--- Input data ---

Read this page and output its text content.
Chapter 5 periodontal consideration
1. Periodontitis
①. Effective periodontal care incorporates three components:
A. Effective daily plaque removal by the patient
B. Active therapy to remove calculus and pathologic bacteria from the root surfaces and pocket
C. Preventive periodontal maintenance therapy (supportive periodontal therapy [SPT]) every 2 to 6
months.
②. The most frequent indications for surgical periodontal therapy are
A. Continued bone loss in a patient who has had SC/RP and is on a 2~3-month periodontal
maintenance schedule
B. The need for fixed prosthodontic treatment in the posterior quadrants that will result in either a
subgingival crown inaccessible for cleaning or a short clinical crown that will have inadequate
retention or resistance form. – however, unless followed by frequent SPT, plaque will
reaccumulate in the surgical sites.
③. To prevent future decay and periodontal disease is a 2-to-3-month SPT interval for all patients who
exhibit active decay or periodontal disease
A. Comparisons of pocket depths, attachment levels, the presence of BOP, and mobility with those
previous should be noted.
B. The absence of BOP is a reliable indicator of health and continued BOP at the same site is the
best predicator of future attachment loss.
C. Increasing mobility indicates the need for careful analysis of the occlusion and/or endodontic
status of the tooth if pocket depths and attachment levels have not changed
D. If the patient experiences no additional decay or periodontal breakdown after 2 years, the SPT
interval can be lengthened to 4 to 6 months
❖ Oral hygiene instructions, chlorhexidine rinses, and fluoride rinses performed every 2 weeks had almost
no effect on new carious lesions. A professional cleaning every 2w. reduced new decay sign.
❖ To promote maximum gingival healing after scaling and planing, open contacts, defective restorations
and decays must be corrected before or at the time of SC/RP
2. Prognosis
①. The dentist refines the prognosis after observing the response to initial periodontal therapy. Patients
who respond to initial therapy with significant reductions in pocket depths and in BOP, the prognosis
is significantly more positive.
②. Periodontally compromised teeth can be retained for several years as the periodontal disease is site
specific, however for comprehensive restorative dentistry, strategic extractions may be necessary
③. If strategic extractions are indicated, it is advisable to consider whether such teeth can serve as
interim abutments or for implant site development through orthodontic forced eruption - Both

---

> What you need to do:
Copy every record above verbatim and in full.

> Response to the exercise:
Read this page and output its text content.
Chapter 5 periodontal consideration
1. Periodontitis
①. Effective periodontal care incorporates three components:
A. Effective daily plaque removal by the patient
B. Active therapy to remove calculus and pathologic bacteria from the root surfaces and pocket
C. Preventive periodontal maintenance therapy (supportive periodontal therapy [SPT]) every 2 to 6
months.
②. The most frequent indications for surgical periodontal therapy are
A. Continued bone loss in a patient who has had SC/RP and is on a 2~3-month periodontal
maintenance schedule
B. The need for fixed prosthodontic treatment in the posterior quadrants that will result in either a
subgingival crown inaccessible for cleaning or a short clinical crown that will have inadequate
retention or resistance form. – however, unless followed by frequent SPT, plaque will
reaccumulate in the surgical sites.
③. To prevent future decay and periodontal disease is a 2-to-3-month SPT interval for all patients who
exhibit active decay or periodontal disease
A. Comparisons of pocket depths, attachment levels, the presence of BOP, and mobility with those
previous should be noted.
B. The absence of BOP is a reliable indicator of health and continued BOP at the same site is the
best predicator of future attachment loss.
C. Increasing mobility indicates the need for careful analysis of the occlusion and/or endodontic
status of the tooth if pocket depths and attachment levels have not changed
D. If the patient experiences no additional decay or periodontal breakdown after 2 years, the SPT
interval can be lengthened to 4 to 6 months
❖ Oral hygiene instructions, chlorhexidine rinses, and fluoride rinses performed every 2 weeks had almost
no effect on new carious lesions. A professional cleaning every 2w. reduced new decay sign.
❖ To promote maximum gingival healing after scaling and planing, open contacts, defective restorations
and decays must be corrected before or at the time of SC/RP
2. Prognosis
①. The dentist refines the prognosis after observing the response to initial periodontal therapy. Patients
who respond to initial therapy with significant reductions in pocket depths and in BOP, the prognosis
is significantly more positive.
②. Periodontally compromised teeth can be retained for several years as the periodontal disease is site
specific, however for comprehensive restorative dentistry, strategic extractions may be necessary
③. If strategic extractions are indicated, it is advisable to consider whether such teeth can serve as
interim abutments or for implant site development through orthodontic forced eruption - Both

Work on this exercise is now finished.